#### WRITTEN PROBLEM:
Your task is to copy every line of the entries that contains "emoji".

#### SOURCE RECORDS:

>>>>>

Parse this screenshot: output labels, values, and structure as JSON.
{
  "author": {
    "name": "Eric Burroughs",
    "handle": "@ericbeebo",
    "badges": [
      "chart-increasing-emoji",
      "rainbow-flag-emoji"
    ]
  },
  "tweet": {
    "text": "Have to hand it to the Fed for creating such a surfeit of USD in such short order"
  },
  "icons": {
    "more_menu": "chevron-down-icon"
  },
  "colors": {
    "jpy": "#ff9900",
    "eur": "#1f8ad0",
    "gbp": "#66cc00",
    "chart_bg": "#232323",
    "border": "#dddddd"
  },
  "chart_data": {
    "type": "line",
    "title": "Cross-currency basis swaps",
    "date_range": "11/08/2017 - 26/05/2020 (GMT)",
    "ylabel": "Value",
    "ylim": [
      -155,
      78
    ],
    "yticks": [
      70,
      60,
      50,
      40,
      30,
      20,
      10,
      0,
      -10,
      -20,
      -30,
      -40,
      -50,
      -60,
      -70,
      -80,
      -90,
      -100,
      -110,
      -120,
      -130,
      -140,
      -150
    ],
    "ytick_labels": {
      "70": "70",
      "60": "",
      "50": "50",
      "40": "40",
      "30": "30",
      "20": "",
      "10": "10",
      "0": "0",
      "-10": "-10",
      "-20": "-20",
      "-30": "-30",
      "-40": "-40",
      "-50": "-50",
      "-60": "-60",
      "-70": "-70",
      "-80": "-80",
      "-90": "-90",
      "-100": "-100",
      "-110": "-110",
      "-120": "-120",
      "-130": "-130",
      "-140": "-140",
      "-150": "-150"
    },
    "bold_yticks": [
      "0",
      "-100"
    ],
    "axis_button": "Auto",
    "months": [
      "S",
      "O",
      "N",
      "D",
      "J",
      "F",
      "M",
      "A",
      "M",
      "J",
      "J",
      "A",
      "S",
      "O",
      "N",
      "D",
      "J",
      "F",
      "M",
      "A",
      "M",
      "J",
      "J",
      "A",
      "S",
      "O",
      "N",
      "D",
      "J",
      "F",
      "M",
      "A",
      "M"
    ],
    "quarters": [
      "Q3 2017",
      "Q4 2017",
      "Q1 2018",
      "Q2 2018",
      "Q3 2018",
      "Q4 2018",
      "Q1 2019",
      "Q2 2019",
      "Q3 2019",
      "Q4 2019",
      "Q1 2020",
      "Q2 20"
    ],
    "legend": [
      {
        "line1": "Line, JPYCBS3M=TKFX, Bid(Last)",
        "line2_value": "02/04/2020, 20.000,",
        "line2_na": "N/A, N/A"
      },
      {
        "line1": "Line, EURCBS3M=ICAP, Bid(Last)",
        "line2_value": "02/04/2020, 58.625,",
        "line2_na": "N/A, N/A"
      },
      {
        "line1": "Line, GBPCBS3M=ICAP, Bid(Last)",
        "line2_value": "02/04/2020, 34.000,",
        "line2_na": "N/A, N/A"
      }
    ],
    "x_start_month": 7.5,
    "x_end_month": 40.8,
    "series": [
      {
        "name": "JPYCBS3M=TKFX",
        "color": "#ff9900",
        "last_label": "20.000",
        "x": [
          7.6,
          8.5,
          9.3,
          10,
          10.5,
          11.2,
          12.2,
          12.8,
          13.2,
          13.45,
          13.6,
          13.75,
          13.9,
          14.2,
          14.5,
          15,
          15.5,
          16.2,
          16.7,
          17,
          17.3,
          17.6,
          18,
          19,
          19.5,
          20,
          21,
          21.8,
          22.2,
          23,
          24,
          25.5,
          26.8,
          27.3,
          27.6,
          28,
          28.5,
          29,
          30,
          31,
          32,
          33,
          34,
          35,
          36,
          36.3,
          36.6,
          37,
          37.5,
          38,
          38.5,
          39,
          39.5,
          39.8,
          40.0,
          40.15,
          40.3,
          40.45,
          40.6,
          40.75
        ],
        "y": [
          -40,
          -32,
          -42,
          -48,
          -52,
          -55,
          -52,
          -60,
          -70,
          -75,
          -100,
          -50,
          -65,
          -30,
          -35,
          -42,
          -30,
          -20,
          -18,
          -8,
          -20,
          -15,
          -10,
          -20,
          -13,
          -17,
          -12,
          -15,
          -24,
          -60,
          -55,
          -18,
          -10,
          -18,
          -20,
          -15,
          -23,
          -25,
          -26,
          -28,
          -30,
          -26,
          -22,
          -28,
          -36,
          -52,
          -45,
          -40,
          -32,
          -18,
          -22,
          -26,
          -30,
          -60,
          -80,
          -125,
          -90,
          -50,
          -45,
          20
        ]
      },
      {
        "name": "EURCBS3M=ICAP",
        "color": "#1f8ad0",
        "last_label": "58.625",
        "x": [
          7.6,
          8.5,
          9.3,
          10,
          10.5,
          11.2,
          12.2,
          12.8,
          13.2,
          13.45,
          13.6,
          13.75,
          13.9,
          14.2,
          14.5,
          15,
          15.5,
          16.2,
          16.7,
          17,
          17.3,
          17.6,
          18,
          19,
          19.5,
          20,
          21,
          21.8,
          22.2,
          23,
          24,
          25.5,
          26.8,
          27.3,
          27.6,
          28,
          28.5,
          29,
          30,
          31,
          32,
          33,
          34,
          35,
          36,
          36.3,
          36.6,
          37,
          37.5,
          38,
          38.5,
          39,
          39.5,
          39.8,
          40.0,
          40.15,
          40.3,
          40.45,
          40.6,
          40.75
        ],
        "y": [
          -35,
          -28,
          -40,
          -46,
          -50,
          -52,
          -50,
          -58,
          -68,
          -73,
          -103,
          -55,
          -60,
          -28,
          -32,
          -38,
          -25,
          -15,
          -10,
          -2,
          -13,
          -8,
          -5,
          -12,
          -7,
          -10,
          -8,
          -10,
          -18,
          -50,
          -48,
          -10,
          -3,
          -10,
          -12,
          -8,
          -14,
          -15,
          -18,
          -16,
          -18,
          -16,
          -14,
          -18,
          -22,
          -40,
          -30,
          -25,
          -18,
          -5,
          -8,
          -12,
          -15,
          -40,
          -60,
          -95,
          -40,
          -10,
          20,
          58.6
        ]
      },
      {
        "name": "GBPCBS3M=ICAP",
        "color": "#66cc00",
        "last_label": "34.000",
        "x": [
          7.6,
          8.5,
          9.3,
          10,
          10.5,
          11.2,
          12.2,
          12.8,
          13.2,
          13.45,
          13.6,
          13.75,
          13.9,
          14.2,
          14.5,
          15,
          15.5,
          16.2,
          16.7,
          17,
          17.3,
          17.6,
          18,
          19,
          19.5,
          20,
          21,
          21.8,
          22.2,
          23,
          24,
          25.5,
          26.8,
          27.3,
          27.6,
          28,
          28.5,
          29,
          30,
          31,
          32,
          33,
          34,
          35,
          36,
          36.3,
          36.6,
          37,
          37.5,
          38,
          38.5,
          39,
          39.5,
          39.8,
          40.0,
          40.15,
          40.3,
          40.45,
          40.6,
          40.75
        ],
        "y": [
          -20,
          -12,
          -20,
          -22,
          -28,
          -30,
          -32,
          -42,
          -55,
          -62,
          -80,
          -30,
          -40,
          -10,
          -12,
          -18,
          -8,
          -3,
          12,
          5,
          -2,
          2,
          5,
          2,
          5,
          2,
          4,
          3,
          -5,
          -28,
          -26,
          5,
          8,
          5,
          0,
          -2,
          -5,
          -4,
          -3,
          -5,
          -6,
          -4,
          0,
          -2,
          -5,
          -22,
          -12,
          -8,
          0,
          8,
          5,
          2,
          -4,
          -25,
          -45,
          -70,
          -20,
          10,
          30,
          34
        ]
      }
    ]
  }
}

<<<<<

#### WRITTEN SOLUTION:
      "chart-increasing-emoji",
      "rainbow-flag-emoji"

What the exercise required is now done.